Identify the lines holding "JSON" and copy them.
[Start of Data provided]
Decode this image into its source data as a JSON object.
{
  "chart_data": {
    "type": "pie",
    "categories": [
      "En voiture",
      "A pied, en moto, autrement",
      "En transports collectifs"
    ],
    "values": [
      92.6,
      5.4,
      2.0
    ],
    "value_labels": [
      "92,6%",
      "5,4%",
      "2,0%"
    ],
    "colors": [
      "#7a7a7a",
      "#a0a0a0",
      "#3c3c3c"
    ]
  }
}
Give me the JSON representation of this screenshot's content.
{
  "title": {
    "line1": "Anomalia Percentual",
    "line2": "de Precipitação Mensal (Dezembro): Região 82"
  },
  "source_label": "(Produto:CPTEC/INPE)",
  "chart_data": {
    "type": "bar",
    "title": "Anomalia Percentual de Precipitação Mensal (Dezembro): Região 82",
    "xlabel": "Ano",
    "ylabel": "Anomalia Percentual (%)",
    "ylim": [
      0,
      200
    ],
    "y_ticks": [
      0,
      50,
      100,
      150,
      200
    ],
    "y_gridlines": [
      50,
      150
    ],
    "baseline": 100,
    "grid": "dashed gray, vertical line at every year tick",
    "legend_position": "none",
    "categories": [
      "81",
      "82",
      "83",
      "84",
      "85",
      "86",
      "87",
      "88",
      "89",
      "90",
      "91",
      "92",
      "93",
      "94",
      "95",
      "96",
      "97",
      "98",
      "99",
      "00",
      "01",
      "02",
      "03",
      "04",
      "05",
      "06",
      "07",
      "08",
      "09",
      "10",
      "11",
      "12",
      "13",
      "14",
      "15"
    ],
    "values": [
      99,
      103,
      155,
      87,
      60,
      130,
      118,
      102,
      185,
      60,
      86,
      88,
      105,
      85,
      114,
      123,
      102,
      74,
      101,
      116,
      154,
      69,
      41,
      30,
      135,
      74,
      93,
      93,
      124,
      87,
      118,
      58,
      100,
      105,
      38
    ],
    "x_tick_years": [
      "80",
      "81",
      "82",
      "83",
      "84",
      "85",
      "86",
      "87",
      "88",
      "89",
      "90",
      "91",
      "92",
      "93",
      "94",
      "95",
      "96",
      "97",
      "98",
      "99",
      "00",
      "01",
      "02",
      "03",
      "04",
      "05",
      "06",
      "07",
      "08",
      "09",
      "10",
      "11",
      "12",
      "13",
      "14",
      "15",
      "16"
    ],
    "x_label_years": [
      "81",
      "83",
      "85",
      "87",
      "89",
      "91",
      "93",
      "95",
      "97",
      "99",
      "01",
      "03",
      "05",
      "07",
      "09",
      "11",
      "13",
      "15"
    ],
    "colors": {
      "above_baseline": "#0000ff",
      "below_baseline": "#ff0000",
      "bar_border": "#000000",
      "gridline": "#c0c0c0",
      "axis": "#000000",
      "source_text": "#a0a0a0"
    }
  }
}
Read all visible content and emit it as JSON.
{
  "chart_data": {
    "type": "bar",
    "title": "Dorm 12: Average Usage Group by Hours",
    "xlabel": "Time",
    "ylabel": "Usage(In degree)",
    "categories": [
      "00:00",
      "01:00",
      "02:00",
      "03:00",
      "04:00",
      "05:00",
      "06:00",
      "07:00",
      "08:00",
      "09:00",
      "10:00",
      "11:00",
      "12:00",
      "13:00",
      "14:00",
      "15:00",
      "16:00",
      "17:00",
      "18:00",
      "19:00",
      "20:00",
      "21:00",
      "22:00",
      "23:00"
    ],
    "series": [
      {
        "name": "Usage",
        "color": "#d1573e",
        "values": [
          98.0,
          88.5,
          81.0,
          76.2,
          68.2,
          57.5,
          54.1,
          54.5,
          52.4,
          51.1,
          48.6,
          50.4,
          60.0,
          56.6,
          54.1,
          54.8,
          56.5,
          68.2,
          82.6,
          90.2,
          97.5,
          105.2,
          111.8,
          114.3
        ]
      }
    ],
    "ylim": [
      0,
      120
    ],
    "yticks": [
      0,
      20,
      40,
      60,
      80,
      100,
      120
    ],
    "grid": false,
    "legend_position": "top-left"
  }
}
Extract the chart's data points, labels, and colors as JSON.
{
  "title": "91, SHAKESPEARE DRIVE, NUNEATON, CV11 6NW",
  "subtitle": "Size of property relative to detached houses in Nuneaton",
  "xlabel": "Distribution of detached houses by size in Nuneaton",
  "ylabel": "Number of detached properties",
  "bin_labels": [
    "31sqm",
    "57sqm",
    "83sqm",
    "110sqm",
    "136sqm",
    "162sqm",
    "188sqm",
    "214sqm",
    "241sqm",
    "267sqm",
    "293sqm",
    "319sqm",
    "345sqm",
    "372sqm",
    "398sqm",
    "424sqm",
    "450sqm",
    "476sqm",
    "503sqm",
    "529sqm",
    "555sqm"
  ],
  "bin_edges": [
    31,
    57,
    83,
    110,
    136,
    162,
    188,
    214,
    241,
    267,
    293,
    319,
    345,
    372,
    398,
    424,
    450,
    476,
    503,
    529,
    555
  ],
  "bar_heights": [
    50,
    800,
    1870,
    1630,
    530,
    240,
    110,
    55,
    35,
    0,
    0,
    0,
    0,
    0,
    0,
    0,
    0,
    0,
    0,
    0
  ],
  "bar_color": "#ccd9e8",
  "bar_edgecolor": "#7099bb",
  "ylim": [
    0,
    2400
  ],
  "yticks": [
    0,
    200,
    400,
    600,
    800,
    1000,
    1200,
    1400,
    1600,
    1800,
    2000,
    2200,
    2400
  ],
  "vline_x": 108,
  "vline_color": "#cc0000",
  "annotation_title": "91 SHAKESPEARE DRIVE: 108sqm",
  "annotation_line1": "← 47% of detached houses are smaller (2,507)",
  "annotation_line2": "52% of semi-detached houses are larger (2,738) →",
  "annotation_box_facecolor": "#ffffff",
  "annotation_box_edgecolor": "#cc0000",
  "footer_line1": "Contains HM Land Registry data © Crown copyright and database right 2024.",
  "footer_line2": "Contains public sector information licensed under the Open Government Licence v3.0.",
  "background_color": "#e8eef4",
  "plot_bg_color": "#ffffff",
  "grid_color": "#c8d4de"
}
[End of Data provided]
▸ Exercise result:
Decode this image into its source data as a JSON object.
Give me the JSON representation of this screenshot's content.
Read all visible content and emit it as JSON.
Extract the chart's data points, labels, and colors as JSON.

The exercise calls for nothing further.